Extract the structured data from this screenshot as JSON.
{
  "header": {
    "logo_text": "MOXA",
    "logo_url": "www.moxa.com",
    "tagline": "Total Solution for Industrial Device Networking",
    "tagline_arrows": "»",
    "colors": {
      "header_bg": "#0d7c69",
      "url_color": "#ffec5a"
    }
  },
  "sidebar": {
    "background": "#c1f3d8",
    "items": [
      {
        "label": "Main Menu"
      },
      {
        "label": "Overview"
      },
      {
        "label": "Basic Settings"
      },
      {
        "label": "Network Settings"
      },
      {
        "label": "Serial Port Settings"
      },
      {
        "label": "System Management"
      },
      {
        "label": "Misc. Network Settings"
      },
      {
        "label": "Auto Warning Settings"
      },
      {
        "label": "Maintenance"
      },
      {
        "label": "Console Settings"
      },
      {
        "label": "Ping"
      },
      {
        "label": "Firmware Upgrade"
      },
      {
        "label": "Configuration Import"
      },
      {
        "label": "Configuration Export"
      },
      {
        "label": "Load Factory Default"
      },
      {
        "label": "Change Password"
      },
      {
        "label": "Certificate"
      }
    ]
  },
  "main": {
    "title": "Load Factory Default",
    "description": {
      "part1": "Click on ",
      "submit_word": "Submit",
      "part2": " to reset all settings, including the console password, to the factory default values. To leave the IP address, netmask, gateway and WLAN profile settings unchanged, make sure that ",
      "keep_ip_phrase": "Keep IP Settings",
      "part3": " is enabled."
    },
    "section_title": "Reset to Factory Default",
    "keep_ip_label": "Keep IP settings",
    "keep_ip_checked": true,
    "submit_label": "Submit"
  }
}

* **Problem**
Scan the entries above. Copy each line that has the string "Load".

* **Task response**
        "label": "Load Factory Default"
    "title": "Load Factory Default",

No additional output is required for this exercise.